_Description of the task_
Each line that follows is to be retyped exactly.

>>

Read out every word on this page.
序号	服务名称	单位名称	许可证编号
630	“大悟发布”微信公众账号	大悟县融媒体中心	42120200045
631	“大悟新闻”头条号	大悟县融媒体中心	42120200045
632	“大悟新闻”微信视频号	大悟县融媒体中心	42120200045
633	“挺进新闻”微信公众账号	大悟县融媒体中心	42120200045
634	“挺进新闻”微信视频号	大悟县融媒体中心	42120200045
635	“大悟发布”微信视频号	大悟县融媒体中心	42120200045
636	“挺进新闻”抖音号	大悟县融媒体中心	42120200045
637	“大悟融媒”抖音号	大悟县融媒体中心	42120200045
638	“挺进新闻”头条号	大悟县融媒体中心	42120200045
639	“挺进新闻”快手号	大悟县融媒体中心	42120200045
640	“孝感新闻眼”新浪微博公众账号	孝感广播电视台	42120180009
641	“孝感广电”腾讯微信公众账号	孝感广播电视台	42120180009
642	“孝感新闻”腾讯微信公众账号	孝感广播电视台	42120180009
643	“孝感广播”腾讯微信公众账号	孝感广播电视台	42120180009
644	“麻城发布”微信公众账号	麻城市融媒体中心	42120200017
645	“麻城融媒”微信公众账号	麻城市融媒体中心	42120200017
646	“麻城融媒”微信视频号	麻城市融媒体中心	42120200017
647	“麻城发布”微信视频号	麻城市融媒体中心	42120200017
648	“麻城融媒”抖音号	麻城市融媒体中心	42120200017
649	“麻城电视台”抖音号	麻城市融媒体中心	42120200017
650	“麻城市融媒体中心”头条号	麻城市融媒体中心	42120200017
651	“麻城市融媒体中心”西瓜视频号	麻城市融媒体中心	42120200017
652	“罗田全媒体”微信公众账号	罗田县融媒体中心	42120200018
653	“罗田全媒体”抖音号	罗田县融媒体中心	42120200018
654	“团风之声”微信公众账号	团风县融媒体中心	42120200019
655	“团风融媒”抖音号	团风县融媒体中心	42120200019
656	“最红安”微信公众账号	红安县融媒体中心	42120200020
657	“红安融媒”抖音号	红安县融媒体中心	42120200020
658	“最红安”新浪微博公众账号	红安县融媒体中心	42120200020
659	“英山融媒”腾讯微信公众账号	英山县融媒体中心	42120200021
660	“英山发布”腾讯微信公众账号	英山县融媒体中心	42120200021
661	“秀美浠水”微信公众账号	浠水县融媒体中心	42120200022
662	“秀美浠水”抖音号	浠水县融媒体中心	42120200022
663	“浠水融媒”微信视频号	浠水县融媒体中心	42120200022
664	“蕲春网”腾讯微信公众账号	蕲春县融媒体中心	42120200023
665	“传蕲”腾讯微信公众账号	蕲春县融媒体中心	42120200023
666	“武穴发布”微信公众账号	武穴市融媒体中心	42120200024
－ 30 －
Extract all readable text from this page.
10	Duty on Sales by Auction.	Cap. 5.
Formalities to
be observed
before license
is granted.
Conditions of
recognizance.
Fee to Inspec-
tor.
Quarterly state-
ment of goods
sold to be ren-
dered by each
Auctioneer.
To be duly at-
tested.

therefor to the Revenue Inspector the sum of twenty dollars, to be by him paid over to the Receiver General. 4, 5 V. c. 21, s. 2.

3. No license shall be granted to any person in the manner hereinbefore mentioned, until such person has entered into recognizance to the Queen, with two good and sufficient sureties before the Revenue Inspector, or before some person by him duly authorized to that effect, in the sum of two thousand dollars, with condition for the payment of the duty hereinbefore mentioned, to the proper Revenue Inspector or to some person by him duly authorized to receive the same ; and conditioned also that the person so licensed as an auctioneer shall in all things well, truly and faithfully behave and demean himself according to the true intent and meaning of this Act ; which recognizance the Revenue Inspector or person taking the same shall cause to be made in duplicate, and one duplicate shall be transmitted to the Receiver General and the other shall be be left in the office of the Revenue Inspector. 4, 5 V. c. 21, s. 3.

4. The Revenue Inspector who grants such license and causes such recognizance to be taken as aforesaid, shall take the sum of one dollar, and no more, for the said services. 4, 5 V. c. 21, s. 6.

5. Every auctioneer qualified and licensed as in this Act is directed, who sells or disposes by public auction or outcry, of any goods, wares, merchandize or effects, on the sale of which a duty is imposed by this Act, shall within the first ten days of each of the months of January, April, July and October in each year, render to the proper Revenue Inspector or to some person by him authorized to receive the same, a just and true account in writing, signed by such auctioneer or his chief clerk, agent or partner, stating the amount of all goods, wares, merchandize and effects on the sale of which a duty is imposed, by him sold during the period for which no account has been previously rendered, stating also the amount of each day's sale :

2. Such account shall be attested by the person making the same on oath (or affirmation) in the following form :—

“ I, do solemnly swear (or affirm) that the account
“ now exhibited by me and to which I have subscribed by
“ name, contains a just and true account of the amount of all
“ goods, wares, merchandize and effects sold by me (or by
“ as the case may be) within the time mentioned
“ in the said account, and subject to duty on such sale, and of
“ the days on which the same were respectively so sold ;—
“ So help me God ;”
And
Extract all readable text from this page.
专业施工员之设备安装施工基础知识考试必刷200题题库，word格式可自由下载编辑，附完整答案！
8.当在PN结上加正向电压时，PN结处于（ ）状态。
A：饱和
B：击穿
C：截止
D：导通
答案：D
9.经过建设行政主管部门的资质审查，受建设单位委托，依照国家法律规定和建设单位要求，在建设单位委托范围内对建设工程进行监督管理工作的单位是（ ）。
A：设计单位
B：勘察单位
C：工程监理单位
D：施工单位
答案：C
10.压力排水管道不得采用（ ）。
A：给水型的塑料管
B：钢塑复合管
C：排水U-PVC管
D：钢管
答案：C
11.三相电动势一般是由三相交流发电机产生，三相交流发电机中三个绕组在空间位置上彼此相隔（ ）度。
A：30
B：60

<<

_Response for this exercise_
Read out every word on this page.
序号	服务名称	单位名称	许可证编号
630	“大悟发布”微信公众账号	大悟县融媒体中心	42120200045
631	“大悟新闻”头条号	大悟县融媒体中心	42120200045
632	“大悟新闻”微信视频号	大悟县融媒体中心	42120200045
633	“挺进新闻”微信公众账号	大悟县融媒体中心	42120200045
634	“挺进新闻”微信视频号	大悟县融媒体中心	42120200045
635	“大悟发布”微信视频号	大悟县融媒体中心	42120200045
636	“挺进新闻”抖音号	大悟县融媒体中心	42120200045
637	“大悟融媒”抖音号	大悟县融媒体中心	42120200045
638	“挺进新闻”头条号	大悟县融媒体中心	42120200045
639	“挺进新闻”快手号	大悟县融媒体中心	42120200045
640	“孝感新闻眼”新浪微博公众账号	孝感广播电视台	42120180009
641	“孝感广电”腾讯微信公众账号	孝感广播电视台	42120180009
642	“孝感新闻”腾讯微信公众账号	孝感广播电视台	42120180009
643	“孝感广播”腾讯微信公众账号	孝感广播电视台	42120180009
644	“麻城发布”微信公众账号	麻城市融媒体中心	42120200017
645	“麻城融媒”微信公众账号	麻城市融媒体中心	42120200017
646	“麻城融媒”微信视频号	麻城市融媒体中心	42120200017
647	“麻城发布”微信视频号	麻城市融媒体中心	42120200017
648	“麻城融媒”抖音号	麻城市融媒体中心	42120200017
649	“麻城电视台”抖音号	麻城市融媒体中心	42120200017
650	“麻城市融媒体中心”头条号	麻城市融媒体中心	42120200017
651	“麻城市融媒体中心”西瓜视频号	麻城市融媒体中心	42120200017
652	“罗田全媒体”微信公众账号	罗田县融媒体中心	42120200018
653	“罗田全媒体”抖音号	罗田县融媒体中心	42120200018
654	“团风之声”微信公众账号	团风县融媒体中心	42120200019
655	“团风融媒”抖音号	团风县融媒体中心	42120200019
656	“最红安”微信公众账号	红安县融媒体中心	42120200020
657	“红安融媒”抖音号	红安县融媒体中心	42120200020
658	“最红安”新浪微博公众账号	红安县融媒体中心	42120200020
659	“英山融媒”腾讯微信公众账号	英山县融媒体中心	42120200021
660	“英山发布”腾讯微信公众账号	英山县融媒体中心	42120200021
661	“秀美浠水”微信公众账号	浠水县融媒体中心	42120200022
662	“秀美浠水”抖音号	浠水县融媒体中心	42120200022
663	“浠水融媒”微信视频号	浠水县融媒体中心	42120200022
664	“蕲春网”腾讯微信公众账号	蕲春县融媒体中心	42120200023
665	“传蕲”腾讯微信公众账号	蕲春县融媒体中心	42120200023
666	“武穴发布”微信公众账号	武穴市融媒体中心	42120200024
－ 30 －
Extract all readable text from this page.
10	Duty on Sales by Auction.	Cap. 5.
Formalities to
be observed
before license
is granted.
Conditions of
recognizance.
Fee to Inspec-
tor.
Quarterly state-
ment of goods
sold to be ren-
dered by each
Auctioneer.
To be duly at-
tested.

therefor to the Revenue Inspector the sum of twenty dollars, to be by him paid over to the Receiver General. 4, 5 V. c. 21, s. 2.

3. No license shall be granted to any person in the manner hereinbefore mentioned, until such person has entered into recognizance to the Queen, with two good and sufficient sureties before the Revenue Inspector, or before some person by him duly authorized to that effect, in the sum of two thousand dollars, with condition for the payment of the duty hereinbefore mentioned, to the proper Revenue Inspector or to some person by him duly authorized to receive the same ; and conditioned also that the person so licensed as an auctioneer shall in all things well, truly and faithfully behave and demean himself according to the true intent and meaning of this Act ; which recognizance the Revenue Inspector or person taking the same shall cause to be made in duplicate, and one duplicate shall be transmitted to the Receiver General and the other shall be be left in the office of the Revenue Inspector. 4, 5 V. c. 21, s. 3.

4. The Revenue Inspector who grants such license and causes such recognizance to be taken as aforesaid, shall take the sum of one dollar, and no more, for the said services. 4, 5 V. c. 21, s. 6.

5. Every auctioneer qualified and licensed as in this Act is directed, who sells or disposes by public auction or outcry, of any goods, wares, merchandize or effects, on the sale of which a duty is imposed by this Act, shall within the first ten days of each of the months of January, April, July and October in each year, render to the proper Revenue Inspector or to some person by him authorized to receive the same, a just and true account in writing, signed by such auctioneer or his chief clerk, agent or partner, stating the amount of all goods, wares, merchandize and effects on the sale of which a duty is imposed, by him sold during the period for which no account has been previously rendered, stating also the amount of each day's sale :

2. Such account shall be attested by the person making the same on oath (or affirmation) in the following form :—

“ I, do solemnly swear (or affirm) that the account
“ now exhibited by me and to which I have subscribed by
“ name, contains a just and true account of the amount of all
“ goods, wares, merchandize and effects sold by me (or by
“ as the case may be) within the time mentioned
“ in the said account, and subject to duty on such sale, and of
“ the days on which the same were respectively so sold ;—
“ So help me God ;”
And
Extract all readable text from this page.
专业施工员之设备安装施工基础知识考试必刷200题题库，word格式可自由下载编辑，附完整答案！
8.当在PN结上加正向电压时，PN结处于（ ）状态。
A：饱和
B：击穿
C：截止
D：导通
答案：D
9.经过建设行政主管部门的资质审查，受建设单位委托，依照国家法律规定和建设单位要求，在建设单位委托范围内对建设工程进行监督管理工作的单位是（ ）。
A：设计单位
B：勘察单位
C：工程监理单位
D：施工单位
答案：C
10.压力排水管道不得采用（ ）。
A：给水型的塑料管
B：钢塑复合管
C：排水U-PVC管
D：钢管
答案：C
11.三相电动势一般是由三相交流发电机产生，三相交流发电机中三个绕组在空间位置上彼此相隔（ ）度。
A：30
B：60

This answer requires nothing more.